REQUIRED TASK
Below are records; state how many of their lines hold the word "text", and give only the figure.

Records from a data collection:
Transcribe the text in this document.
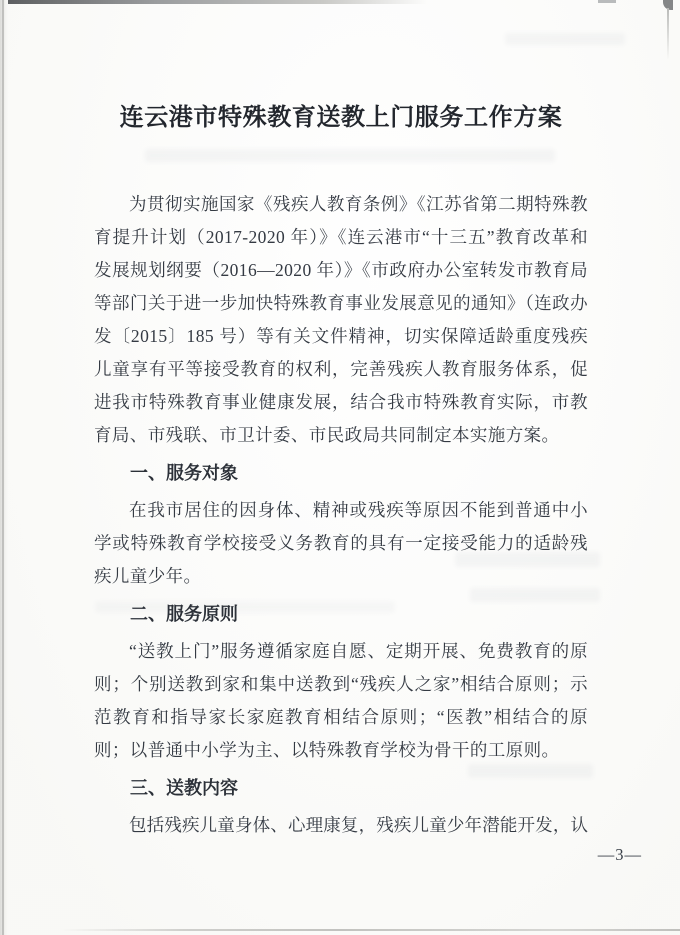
连云港市特殊教育送教上门服务工作方案

为贯彻实施国家《残疾人教育条例》《江苏省第二期特殊教育提升计划（2017-2020 年）》《连云港市“十三五”教育改革和发展规划纲要（2016—2020 年）》《市政府办公室转发市教育局等部门关于进一步加快特殊教育事业发展意见的通知》（连政办发〔2015〕185 号）等有关文件精神，切实保障适龄重度残疾儿童享有平等接受教育的权利，完善残疾人教育服务体系，促进我市特殊教育事业健康发展，结合我市特殊教育实际，市教育局、市残联、市卫计委、市民政局共同制定本实施方案。

一、服务对象

在我市居住的因身体、精神或残疾等原因不能到普通中小学或特殊教育学校接受义务教育的具有一定接受能力的适龄残疾儿童少年。

二、服务原则

“送教上门”服务遵循家庭自愿、定期开展、免费教育的原则；个别送教到家和集中送教到“残疾人之家”相结合原则；示范教育和指导家长家庭教育相结合原则；“医教”相结合的原则；以普通中小学为主、以特殊教育学校为骨干的工原则。

三、送教内容

包括残疾儿童身体、心理康复，残疾儿童少年潜能开发，认

—3—
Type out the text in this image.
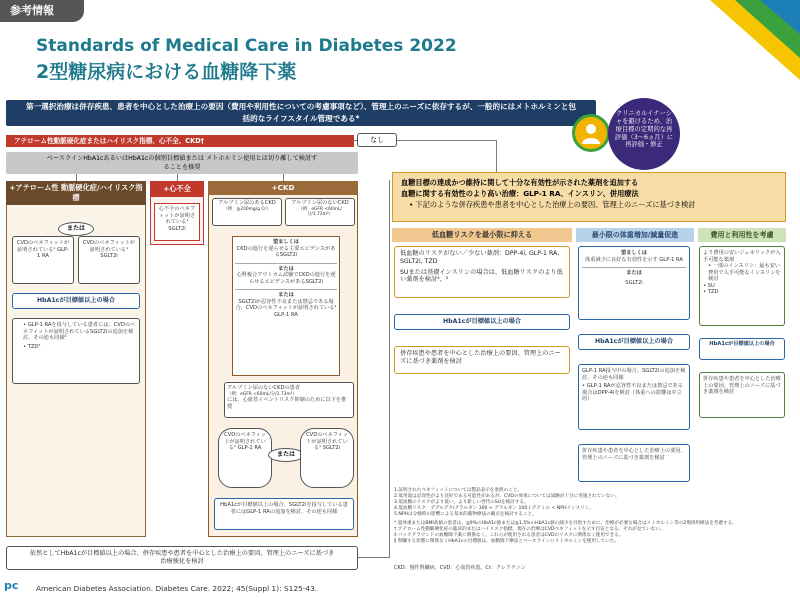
参考情報
Standards of Medical Care in Diabetes 2022
2型糖尿病における血糖降下薬
第一選択治療は併存疾患、患者を中心とした治療上の要因（費用や利用性についての考慮事項など）、管理上のニーズに依存するが、一般的にはメトホルミンと包括的なライフスタイル管理である*
クリニカルイナーシャを避けるため、治療目標の定期的な再評価（3～6ヵ月）に再評価・修正
アテローム性動脈硬化症またはハイリスク指標、心不全、CKD†	なし
ベースラインHbA1cあるいはHbA1cの個別目標値または メトホルミン使用とは切り離して検討することを推奨
+アテローム性 動脈硬化症/ハイリスク指標
または
CVDのベネフィットが証明されている¹ GLP-1 RA
CVDのベネフィットが証明されている¹ SGLT2i
HbA1cが目標値以上の場合
• GLP-1 RAを投与している患者には、CVDのベネフィットが証明されているSGLT2iの追加を検討、その逆も同様²
• TZD³
+心不全
心不全のベネフィットが証明されている¹ SGLT2i
+CKD
アルブミン尿のあるCKD
（例：≧200mg/g Cr）
アルブミン尿のないCKD
（例：eGFR <60mL/分/1.73m²）
望ましくは
CKDの進行を遅らせる主要エビデンスがあるSGLT2i
または
心腎複合アウトカム試験でCKDの進行を遅らせるエビデンスがあるSGLT2i
または
SGLT2iが忍容性不良または禁忌である場合、CVDのベネフィットが証明されている¹ GLP-1 RA
アルブミン尿のないCKDの患者
（例：eGFR <60mL/分/1.73m²）
には、心血管イベントリスク抑制のために以下を推奨
CVDのベネフィットが証明されている¹ GLP-1 RA
または
CVDのベネフィットが証明されている¹ SGLT2i
HbA1cが目標値以上の場合、SGLT2iを投与している患者にはGLP-1 RAの追加を検討、その逆も同様
依然としてHbA1cが目標値以上の場合、併存疾患や患者を中心とした治療上の要因、管理上のニーズに基づき治療強化を検討
血糖目標の達成かつ維持に関して十分な有効性が示された薬剤を追加する
血糖に関する有効性のより高い治療：GLP-1 RA、インスリン、併用療法
• 下記のような併存疾患や患者を中心とした治療上の要因、管理上のニーズに基づき検討
低血糖リスクを最小限に抑える
低血糖のリスクがない／少ない薬剤：DPP-4i, GLP-1 RA, SGLT2i, TZD
SUまたは基礎インスリンの場合は、低血糖リスクのより低い薬剤を検討⁴、⁵
HbA1cが目標値以上の場合
併存疾患や患者を中心とした治療上の要因、管理上のニーズに基づき薬剤を検討
最小限の体重増加/減量促進
望ましくは
体重減少に良好な有効性を示す GLP-1 RA
または
SGLT2i
HbA1cが目標値以上の場合
GLP-1 RA投与中の場合、SGLT2iの追加を検討、その逆も同様
• GLP-1 RAが忍容性不良または禁忌である場合はDPP-4iを検討（体重への影響は中立的）
併存疾患や患者を中心とした治療上の要因、管理上のニーズに基づき薬剤を検討
費用と利用性を考慮
より費用の安いジェネリックが入手可能な薬剤
• 一部のインスリン：最も安い費用で入手可能なインスリンを検討
• SU
• TZD
HbA1cが目標値以上の場合
併存疾患や患者を中心とした治療上の要因、管理上のニーズに基づき薬剤を検討
1.証明されたベネフィットについては製品表示を参照のこと。
2.低用量は忍容性がより良好である可能性があるが、CVDの効果については試験が十分に実施されていない。
3.低血糖のリスクがより低い。より新しい世代のSUを検討する。
4.低血糖リスク：デグルデク/グラルギン 300 < グラルギン 100 / デテミル < NPHインスリン。
5.NPHは分娩時の影響による基本的薬物療法の観点を検討すること。
* 過体重またはBMI高値の患者は、≧9%のHbA1c値または≧1.5%のHbA1c値の減少を目指すために、治療が必要な場合はメトホルミン等の2剤併用療法を考慮する。
† アテローム性動脈硬化症の臨床的またはハイリスク指標、現在の治療はCVDベネフィットを示す目安となる、それが見ていない。
‡ バックグラウンドの血糖降下薬に関係なく、これらが使用される患者はCVDのリスクに関係なく使用できる。
§ 腎臓する状態に関係なくHbA1cの目標値は、血糖降下療法とベースラインにメトホルミンを使用していた。
CKD：慢性腎臓病、CVD：心血管疾患、Cr：クレアチニン
pc	American Diabetes Association. Diabetes Care. 2022; 45(Suppl 1): S125-43.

ANSWER TO THE TASK
2